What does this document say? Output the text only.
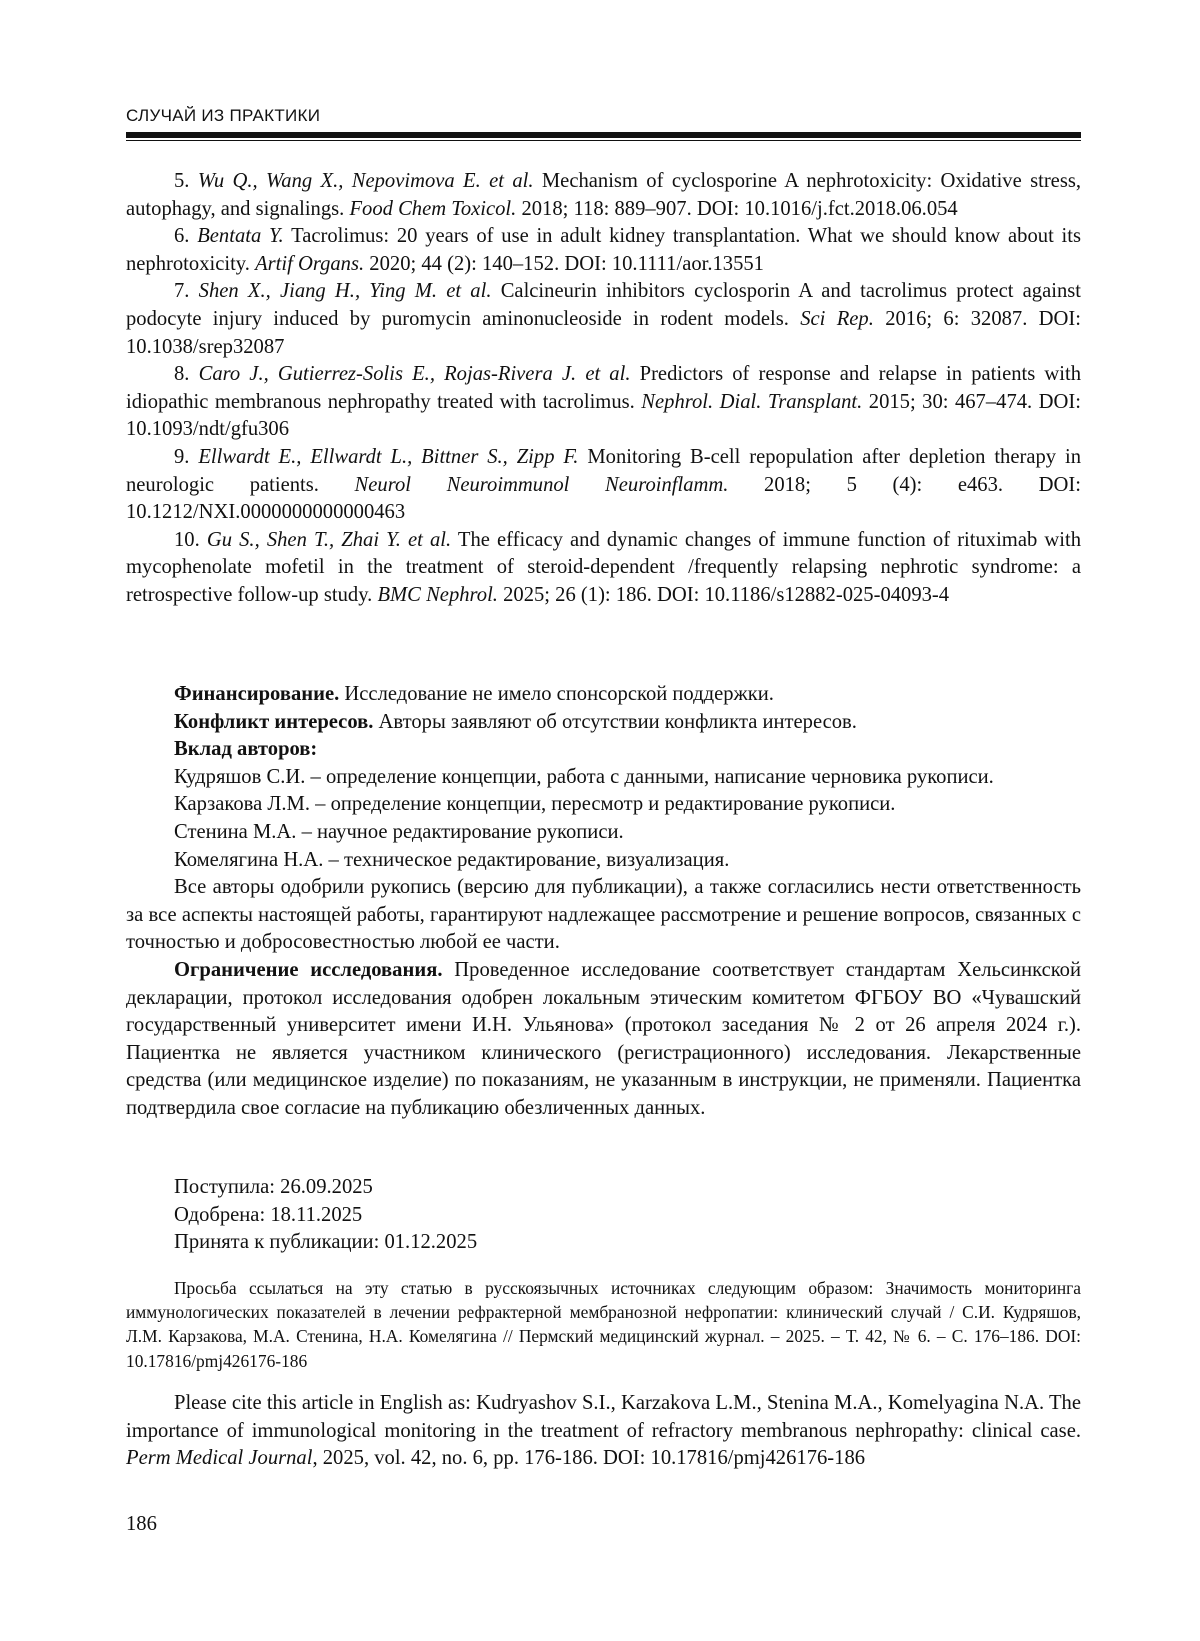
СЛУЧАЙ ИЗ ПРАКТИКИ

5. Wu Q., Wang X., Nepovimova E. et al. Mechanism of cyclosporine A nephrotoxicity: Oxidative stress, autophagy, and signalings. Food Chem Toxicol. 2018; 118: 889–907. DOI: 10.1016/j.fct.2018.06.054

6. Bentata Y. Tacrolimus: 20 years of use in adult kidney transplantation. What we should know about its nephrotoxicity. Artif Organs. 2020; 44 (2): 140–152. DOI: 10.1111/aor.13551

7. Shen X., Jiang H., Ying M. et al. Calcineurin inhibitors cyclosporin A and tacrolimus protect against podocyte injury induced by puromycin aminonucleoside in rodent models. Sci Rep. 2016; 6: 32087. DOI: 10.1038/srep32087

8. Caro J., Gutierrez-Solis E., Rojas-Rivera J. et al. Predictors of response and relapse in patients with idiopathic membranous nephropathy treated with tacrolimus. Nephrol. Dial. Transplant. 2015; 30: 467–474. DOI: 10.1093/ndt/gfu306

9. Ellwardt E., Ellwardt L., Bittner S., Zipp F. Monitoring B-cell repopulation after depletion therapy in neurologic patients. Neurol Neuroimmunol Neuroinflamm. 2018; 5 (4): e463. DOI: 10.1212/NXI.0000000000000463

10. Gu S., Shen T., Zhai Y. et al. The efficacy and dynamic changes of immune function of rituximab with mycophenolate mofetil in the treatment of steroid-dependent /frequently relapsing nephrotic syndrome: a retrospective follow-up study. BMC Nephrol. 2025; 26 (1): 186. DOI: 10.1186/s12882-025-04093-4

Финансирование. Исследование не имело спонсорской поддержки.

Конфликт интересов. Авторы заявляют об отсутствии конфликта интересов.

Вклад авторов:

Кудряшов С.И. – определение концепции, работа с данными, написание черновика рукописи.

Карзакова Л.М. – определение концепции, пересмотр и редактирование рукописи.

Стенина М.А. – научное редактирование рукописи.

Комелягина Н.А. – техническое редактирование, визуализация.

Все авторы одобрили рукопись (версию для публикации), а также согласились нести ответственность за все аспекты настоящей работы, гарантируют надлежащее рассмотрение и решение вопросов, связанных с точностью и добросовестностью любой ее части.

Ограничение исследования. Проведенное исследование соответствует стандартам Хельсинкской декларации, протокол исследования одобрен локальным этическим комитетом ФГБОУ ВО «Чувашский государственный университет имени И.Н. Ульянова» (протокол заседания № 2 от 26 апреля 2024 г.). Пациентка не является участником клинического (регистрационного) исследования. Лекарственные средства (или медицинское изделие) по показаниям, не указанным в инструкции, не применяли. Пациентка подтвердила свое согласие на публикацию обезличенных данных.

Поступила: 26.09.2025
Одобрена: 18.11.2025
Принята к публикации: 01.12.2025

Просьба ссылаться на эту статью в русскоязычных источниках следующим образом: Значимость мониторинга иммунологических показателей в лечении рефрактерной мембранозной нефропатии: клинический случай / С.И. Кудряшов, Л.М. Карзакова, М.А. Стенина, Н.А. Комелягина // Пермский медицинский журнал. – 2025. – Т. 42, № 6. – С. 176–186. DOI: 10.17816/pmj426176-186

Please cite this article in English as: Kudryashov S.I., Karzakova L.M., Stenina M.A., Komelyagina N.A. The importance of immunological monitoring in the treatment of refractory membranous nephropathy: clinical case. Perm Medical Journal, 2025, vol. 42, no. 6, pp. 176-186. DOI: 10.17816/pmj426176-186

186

How to complete this task:
Which lines of the material above hold the string "Кудряшов"? Pull them out.

Result of the exercise:
Кудряшов С.И. – определение концепции, работа с данными, написание черновика рукописи.
Просьба ссылаться на эту статью в русскоязычных источниках следующим образом: Значимость мониторинга иммунологических показателей в лечении рефрактерной мембранозной нефропатии: клинический случай / С.И. Кудряшов, Л.М. Карзакова, М.А. Стенина, Н.А. Комелягина // Пермский медицинский журнал. – 2025. – Т. 42, № 6. – С. 176–186. DOI: 10.17816/pmj426176-186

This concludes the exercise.